_SOURCE EXTRACT_.
* * * * *

In order to control for unmeasured influences on yield at each location, authors using historical aggregated yield statistics typically use first differencing or fixed effects rather than a simple cross-sectional approach. However, in our analysis, because we have modeled data, we can control for all location-specific variables in the statistical analysis. That is, when running DSSAT, we fix farm-management practices to be identical at all locations. The only things that differ are the climate and the soils. DSSAT produces the same yield for any two locations in the world if both locations have the same soil and daily climate. Therefore, it is appropriate to forego fixed effects models and instead run cross-sectional regressions for each of the 18 soils in our study area, which we do.
A crop model such as DSSAT can be trained to mimic conditions in a farmer's field with careful observation of management practices, a good knowledge of the soils and cultivar, and an accurate measure of soil starting conditions such as water and nutrient content. When using DSSAT over such a large, heterogeneous area, local conditions cannot be reproduced due to lack of information, so the best generalizations possible are made. However, when using DSSAT—or the corresponding emulator—for this kind of analysis, researchers doing this kind of work trust that by keeping farm management practices constant, they can reasonably predict yield changes due to climate change, which is the goal of the analysis.
One of the advantages of running a separate regression for each soil type rather than including soil parameters in one big regression—unless interaction terms between soils and precipitation is included—is that it allows much more varied response of yield to precipitation based on the soil. Crops grown in soils that retain moisture well would presumably need less precipitation than crops grown in soils that are poor in water retention. The secondary purpose of emulators is to be able to simplify the relationship between climate and yield so that it can be understood more intuitively than the complex processes programmed into crop modeling software.

* * * * *

_LISTING_.
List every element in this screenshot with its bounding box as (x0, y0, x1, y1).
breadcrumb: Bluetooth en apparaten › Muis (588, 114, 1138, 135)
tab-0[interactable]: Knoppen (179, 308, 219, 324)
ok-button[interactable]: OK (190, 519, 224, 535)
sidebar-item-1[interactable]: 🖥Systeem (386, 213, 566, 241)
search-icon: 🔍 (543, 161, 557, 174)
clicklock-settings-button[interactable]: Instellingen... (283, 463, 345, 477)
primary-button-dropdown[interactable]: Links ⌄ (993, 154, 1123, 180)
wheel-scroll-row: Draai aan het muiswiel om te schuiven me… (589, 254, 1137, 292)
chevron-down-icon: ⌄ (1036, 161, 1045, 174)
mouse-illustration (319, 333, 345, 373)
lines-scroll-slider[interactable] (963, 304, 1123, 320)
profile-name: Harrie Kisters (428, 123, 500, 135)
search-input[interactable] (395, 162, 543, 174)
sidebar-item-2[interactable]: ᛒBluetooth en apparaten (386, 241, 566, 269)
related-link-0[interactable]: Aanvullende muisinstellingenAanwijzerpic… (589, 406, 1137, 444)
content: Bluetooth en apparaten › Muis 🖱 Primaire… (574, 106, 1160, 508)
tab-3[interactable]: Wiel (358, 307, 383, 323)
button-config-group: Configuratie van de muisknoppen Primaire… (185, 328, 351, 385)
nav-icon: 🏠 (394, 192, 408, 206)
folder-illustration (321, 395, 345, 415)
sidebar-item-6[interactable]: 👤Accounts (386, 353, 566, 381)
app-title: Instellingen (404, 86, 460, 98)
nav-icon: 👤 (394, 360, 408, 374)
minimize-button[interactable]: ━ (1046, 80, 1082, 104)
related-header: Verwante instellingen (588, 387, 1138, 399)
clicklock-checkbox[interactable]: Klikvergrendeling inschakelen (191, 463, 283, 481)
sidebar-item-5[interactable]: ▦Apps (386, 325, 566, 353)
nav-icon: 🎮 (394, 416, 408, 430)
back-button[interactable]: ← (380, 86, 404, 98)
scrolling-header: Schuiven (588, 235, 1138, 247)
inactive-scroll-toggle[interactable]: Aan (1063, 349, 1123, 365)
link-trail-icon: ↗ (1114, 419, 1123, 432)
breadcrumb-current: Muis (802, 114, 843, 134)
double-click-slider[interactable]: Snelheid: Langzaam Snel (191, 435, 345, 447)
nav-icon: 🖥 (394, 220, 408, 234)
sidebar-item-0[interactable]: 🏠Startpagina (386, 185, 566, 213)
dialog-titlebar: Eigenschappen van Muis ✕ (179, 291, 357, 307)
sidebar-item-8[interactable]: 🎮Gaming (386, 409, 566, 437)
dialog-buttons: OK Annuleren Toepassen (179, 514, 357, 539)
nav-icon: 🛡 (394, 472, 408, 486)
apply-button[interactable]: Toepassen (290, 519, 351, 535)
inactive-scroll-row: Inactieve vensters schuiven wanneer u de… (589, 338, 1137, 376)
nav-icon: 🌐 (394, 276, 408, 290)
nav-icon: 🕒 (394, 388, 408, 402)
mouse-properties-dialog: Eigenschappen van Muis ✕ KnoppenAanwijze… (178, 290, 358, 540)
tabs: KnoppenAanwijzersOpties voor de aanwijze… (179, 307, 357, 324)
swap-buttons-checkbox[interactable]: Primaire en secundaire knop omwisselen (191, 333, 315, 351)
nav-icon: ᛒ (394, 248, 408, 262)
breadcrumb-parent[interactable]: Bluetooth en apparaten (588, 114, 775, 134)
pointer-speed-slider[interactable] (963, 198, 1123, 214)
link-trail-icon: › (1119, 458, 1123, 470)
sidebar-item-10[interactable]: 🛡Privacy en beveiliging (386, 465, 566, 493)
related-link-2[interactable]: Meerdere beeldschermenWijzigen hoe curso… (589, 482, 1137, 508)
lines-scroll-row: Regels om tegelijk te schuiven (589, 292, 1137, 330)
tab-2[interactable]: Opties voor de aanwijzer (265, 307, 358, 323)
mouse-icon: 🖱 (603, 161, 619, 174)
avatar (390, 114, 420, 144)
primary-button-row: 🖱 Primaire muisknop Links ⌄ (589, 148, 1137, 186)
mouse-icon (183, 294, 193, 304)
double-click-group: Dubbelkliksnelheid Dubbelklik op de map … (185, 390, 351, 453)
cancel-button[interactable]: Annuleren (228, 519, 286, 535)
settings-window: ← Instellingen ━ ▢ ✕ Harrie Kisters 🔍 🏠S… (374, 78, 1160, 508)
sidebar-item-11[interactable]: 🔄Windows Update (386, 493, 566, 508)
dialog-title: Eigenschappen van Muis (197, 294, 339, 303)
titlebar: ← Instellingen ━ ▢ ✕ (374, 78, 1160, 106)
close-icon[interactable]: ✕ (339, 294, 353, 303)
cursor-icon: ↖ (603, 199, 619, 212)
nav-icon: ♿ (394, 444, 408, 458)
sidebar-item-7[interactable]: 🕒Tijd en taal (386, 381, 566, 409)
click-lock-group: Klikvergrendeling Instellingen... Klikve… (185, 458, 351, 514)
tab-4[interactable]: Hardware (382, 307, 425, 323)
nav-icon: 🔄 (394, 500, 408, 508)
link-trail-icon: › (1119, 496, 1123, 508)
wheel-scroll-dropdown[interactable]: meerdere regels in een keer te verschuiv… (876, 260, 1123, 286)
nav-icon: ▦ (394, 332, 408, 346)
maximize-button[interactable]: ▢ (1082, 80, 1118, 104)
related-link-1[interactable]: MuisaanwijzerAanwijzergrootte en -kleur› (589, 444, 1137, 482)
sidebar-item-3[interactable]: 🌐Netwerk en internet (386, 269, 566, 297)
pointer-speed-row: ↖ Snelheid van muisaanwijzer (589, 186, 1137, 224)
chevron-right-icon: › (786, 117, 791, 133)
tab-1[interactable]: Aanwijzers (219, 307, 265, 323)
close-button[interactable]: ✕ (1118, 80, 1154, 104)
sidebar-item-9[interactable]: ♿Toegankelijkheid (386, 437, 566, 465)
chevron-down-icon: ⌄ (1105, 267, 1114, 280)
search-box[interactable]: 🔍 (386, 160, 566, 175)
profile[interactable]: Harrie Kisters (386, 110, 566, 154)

* * * * *

_REQUIRED TASKS_.
1. The passage on crop yield modeling lists what a crop model such as DSSAT needs in order to mimic conditions in a farmer's field. Write out each of those requirements.
2. Write the next part of the passage on crop yield modeling, starting after its last sentence.

_RESPONSES PER TASK_.
1.
- careful observation of management practices
- a good knowledge of the soils and cultivar
- an accurate measure of soil starting conditions such as water and nutrient content

2.
In the model used to build the emulator for each crop, let m index the month in relationship to the planting date (e.g., the first 30 days after planting is considered month 1); T represent the mean daily maximum temperature for the month; and P represent the total precipitation in the month. In numerous studies of climate impact on agriculture, authors focus almost entirely on some measure of temperature and some measure of precipitation. We opted for using monthly values because they are readily available from climate models. We chose mean daily maximum temperature for the month because we found it to be slightly more intuitive and since it is usually the high temperatures that reduce potential yields. In previous work, we attempted to include an additional temperature measure—mean daily minimum temperature—but because it is highly correlated with the mean daily maximum temperature, it did not lead to very much improvement in the fit of the model.
It would be possible to run regression variables at shorter time intervals than a month, but the advantage of doing that is limited, because only inter-annual variation could be rescaled, since the smoothed MIT-IGSM data came as monthly data. Shorter time intervals also present challenges interpreting the results. Weekly data, for example, would require 4 times as many parameters. It would also be possible to use longer time intervals, such as 2-month, 3-month, or entire growing season values. This would blur some of the impacts of climate on yields since plants change in their reaction to climate depending upon their phase of growth.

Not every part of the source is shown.